Print all entries precisely as they are written.

==*==

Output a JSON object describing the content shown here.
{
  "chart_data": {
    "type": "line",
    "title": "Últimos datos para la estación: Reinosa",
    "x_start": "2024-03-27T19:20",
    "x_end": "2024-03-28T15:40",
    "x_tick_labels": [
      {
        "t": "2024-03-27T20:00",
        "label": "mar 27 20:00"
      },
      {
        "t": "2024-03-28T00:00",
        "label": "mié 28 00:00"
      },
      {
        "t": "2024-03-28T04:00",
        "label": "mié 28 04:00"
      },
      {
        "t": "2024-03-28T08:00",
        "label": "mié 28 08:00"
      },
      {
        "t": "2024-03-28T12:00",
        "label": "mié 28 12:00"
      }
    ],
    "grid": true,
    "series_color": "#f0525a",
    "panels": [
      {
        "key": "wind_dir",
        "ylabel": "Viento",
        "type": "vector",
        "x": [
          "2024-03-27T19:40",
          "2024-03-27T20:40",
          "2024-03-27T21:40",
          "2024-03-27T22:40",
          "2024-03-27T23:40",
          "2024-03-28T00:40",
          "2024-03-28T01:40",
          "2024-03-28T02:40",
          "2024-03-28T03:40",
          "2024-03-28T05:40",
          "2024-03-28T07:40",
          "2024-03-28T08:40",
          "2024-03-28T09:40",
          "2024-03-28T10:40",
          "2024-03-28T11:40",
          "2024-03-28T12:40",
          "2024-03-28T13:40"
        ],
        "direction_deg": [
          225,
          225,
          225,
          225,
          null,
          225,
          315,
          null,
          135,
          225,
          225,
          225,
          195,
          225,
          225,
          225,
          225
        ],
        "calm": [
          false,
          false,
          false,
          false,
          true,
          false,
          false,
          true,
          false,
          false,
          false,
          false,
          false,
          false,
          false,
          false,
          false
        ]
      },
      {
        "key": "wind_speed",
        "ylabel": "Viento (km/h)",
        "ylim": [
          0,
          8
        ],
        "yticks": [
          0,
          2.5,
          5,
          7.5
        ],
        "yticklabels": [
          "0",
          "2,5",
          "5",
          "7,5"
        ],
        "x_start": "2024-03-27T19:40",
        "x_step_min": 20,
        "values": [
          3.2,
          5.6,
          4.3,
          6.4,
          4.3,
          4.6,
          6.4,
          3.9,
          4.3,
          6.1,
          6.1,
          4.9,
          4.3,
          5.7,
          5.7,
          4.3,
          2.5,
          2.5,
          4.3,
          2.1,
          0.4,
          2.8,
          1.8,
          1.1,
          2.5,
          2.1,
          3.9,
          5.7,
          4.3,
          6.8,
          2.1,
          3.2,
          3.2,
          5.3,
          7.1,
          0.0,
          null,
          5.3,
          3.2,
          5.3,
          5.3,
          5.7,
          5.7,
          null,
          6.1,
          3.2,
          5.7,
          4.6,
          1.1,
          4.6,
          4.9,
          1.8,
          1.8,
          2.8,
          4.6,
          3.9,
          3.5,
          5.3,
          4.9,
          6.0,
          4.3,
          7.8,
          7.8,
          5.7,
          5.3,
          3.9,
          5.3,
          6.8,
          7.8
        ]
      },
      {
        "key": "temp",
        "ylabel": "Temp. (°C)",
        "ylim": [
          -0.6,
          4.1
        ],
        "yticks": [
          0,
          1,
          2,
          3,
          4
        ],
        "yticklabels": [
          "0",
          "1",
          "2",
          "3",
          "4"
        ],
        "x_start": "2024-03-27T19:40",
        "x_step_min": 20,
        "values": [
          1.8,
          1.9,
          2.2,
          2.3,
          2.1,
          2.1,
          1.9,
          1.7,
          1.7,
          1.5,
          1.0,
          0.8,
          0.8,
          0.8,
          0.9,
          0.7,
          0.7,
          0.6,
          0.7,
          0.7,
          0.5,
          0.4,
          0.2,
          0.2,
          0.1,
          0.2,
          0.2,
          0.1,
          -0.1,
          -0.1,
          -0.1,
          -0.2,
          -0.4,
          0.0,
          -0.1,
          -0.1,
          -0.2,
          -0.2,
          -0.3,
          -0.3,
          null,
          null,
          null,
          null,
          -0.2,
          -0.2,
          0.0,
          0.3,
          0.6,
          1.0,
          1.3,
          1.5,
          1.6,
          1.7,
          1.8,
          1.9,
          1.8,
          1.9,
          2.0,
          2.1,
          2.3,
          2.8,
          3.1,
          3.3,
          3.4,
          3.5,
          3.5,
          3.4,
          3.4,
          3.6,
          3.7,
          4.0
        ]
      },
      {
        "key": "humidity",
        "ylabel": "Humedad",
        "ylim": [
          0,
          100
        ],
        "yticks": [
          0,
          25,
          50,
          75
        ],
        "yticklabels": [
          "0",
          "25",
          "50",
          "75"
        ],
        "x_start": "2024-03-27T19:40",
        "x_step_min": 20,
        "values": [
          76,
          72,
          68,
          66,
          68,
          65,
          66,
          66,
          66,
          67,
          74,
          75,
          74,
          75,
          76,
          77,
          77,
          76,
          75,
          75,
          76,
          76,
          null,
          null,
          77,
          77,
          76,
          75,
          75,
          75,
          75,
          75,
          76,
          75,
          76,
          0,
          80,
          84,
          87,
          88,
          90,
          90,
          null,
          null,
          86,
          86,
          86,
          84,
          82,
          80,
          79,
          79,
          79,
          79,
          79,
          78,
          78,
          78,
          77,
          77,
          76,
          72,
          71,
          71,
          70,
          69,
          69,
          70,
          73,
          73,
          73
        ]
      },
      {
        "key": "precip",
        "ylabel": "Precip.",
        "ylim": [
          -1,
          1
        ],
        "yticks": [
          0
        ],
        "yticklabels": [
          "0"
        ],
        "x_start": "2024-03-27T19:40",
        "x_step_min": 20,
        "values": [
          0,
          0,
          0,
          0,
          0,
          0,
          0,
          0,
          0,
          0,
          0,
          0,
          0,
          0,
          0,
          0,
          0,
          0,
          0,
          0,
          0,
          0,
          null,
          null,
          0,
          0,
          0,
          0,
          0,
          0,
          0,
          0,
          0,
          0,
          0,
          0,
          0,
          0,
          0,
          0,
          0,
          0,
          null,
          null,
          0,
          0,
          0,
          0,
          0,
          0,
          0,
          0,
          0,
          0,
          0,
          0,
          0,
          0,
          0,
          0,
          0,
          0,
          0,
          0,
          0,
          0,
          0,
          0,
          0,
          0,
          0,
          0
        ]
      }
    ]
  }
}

==*==

FINAL RESULT:
Output a JSON object describing the content shown here.
{
  "chart_data": {
    "type": "line",
    "title": "Últimos datos para la estación: Reinosa",
    "x_start": "2024-03-27T19:20",
    "x_end": "2024-03-28T15:40",
    "x_tick_labels": [
      {
        "t": "2024-03-27T20:00",
        "label": "mar 27 20:00"
      },
      {
        "t": "2024-03-28T00:00",
        "label": "mié 28 00:00"
      },
      {
        "t": "2024-03-28T04:00",
        "label": "mié 28 04:00"
      },
      {
        "t": "2024-03-28T08:00",
        "label": "mié 28 08:00"
      },
      {
        "t": "2024-03-28T12:00",
        "label": "mié 28 12:00"
      }
    ],
    "grid": true,
    "series_color": "#f0525a",
    "panels": [
      {
        "key": "wind_dir",
        "ylabel": "Viento",
        "type": "vector",
        "x": [
          "2024-03-27T19:40",
          "2024-03-27T20:40",
          "2024-03-27T21:40",
          "2024-03-27T22:40",
          "2024-03-27T23:40",
          "2024-03-28T00:40",
          "2024-03-28T01:40",
          "2024-03-28T02:40",
          "2024-03-28T03:40",
          "2024-03-28T05:40",
          "2024-03-28T07:40",
          "2024-03-28T08:40",
          "2024-03-28T09:40",
          "2024-03-28T10:40",
          "2024-03-28T11:40",
          "2024-03-28T12:40",
          "2024-03-28T13:40"
        ],
        "direction_deg": [
          225,
          225,
          225,
          225,
          null,
          225,
          315,
          null,
          135,
          225,
          225,
          225,
          195,
          225,
          225,
          225,
          225
        ],
        "calm": [
          false,
          false,
          false,
          false,
          true,
          false,
          false,
          true,
          false,
          false,
          false,
          false,
          false,
          false,
          false,
          false,
          false
        ]
      },
      {
        "key": "wind_speed",
        "ylabel": "Viento (km/h)",
        "ylim": [
          0,
          8
        ],
        "yticks": [
          0,
          2.5,
          5,
          7.5
        ],
        "yticklabels": [
          "0",
          "2,5",
          "5",
          "7,5"
        ],
        "x_start": "2024-03-27T19:40",
        "x_step_min": 20,
        "values": [
          3.2,
          5.6,
          4.3,
          6.4,
          4.3,
          4.6,
          6.4,
          3.9,
          4.3,
          6.1,
          6.1,
          4.9,
          4.3,
          5.7,
          5.7,
          4.3,
          2.5,
          2.5,
          4.3,
          2.1,
          0.4,
          2.8,
          1.8,
          1.1,
          2.5,
          2.1,
          3.9,
          5.7,
          4.3,
          6.8,
          2.1,
          3.2,
          3.2,
          5.3,
          7.1,
          0.0,
          null,
          5.3,
          3.2,
          5.3,
          5.3,
          5.7,
          5.7,
          null,
          6.1,
          3.2,
          5.7,
          4.6,
          1.1,
          4.6,
          4.9,
          1.8,
          1.8,
          2.8,
          4.6,
          3.9,
          3.5,
          5.3,
          4.9,
          6.0,
          4.3,
          7.8,
          7.8,
          5.7,
          5.3,
          3.9,
          5.3,
          6.8,
          7.8
        ]
      },
      {
        "key": "temp",
        "ylabel": "Temp. (°C)",
        "ylim": [
          -0.6,
          4.1
        ],
        "yticks": [
          0,
          1,
          2,
          3,
          4
        ],
        "yticklabels": [
          "0",
          "1",
          "2",
          "3",
          "4"
        ],
        "x_start": "2024-03-27T19:40",
        "x_step_min": 20,
        "values": [
          1.8,
          1.9,
          2.2,
          2.3,
          2.1,
          2.1,
          1.9,
          1.7,
          1.7,
          1.5,
          1.0,
          0.8,
          0.8,
          0.8,
          0.9,
          0.7,
          0.7,
          0.6,
          0.7,
          0.7,
          0.5,
          0.4,
          0.2,
          0.2,
          0.1,
          0.2,
          0.2,
          0.1,
          -0.1,
          -0.1,
          -0.1,
          -0.2,
          -0.4,
          0.0,
          -0.1,
          -0.1,
          -0.2,
          -0.2,
          -0.3,
          -0.3,
          null,
          null,
          null,
          null,
          -0.2,
          -0.2,
          0.0,
          0.3,
          0.6,
          1.0,
          1.3,
          1.5,
          1.6,
          1.7,
          1.8,
          1.9,
          1.8,
          1.9,
          2.0,
          2.1,
          2.3,
          2.8,
          3.1,
          3.3,
          3.4,
          3.5,
          3.5,
          3.4,
          3.4,
          3.6,
          3.7,
          4.0
        ]
      },
      {
        "key": "humidity",
        "ylabel": "Humedad",
        "ylim": [
          0,
          100
        ],
        "yticks": [
          0,
          25,
          50,
          75
        ],
        "yticklabels": [
          "0",
          "25",
          "50",
          "75"
        ],
        "x_start": "2024-03-27T19:40",
        "x_step_min": 20,
        "values": [
          76,
          72,
          68,
          66,
          68,
          65,
          66,
          66,
          66,
          67,
          74,
          75,
          74,
          75,
          76,
          77,
          77,
          76,
          75,
          75,
          76,
          76,
          null,
          null,
          77,
          77,
          76,
          75,
          75,
          75,
          75,
          75,
          76,
          75,
          76,
          0,
          80,
          84,
          87,
          88,
          90,
          90,
          null,
          null,
          86,
          86,
          86,
          84,
          82,
          80,
          79,
          79,
          79,
          79,
          79,
          78,
          78,
          78,
          77,
          77,
          76,
          72,
          71,
          71,
          70,
          69,
          69,
          70,
          73,
          73,
          73
        ]
      },
      {
        "key": "precip",
        "ylabel": "Precip.",
        "ylim": [
          -1,
          1
        ],
        "yticks": [
          0
        ],
        "yticklabels": [
          "0"
        ],
        "x_start": "2024-03-27T19:40",
        "x_step_min": 20,
        "values": [
          0,
          0,
          0,
          0,
          0,
          0,
          0,
          0,
          0,
          0,
          0,
          0,
          0,
          0,
          0,
          0,
          0,
          0,
          0,
          0,
          0,
          0,
          null,
          null,
          0,
          0,
          0,
          0,
          0,
          0,
          0,
          0,
          0,
          0,
          0,
          0,
          0,
          0,
          0,
          0,
          0,
          0,
          null,
          null,
          0,
          0,
          0,
          0,
          0,
          0,
          0,
          0,
          0,
          0,
          0,
          0,
          0,
          0,
          0,
          0,
          0,
          0,
          0,
          0,
          0,
          0,
          0,
          0,
          0,
          0,
          0,
          0
        ]
      }
    ]
  }
}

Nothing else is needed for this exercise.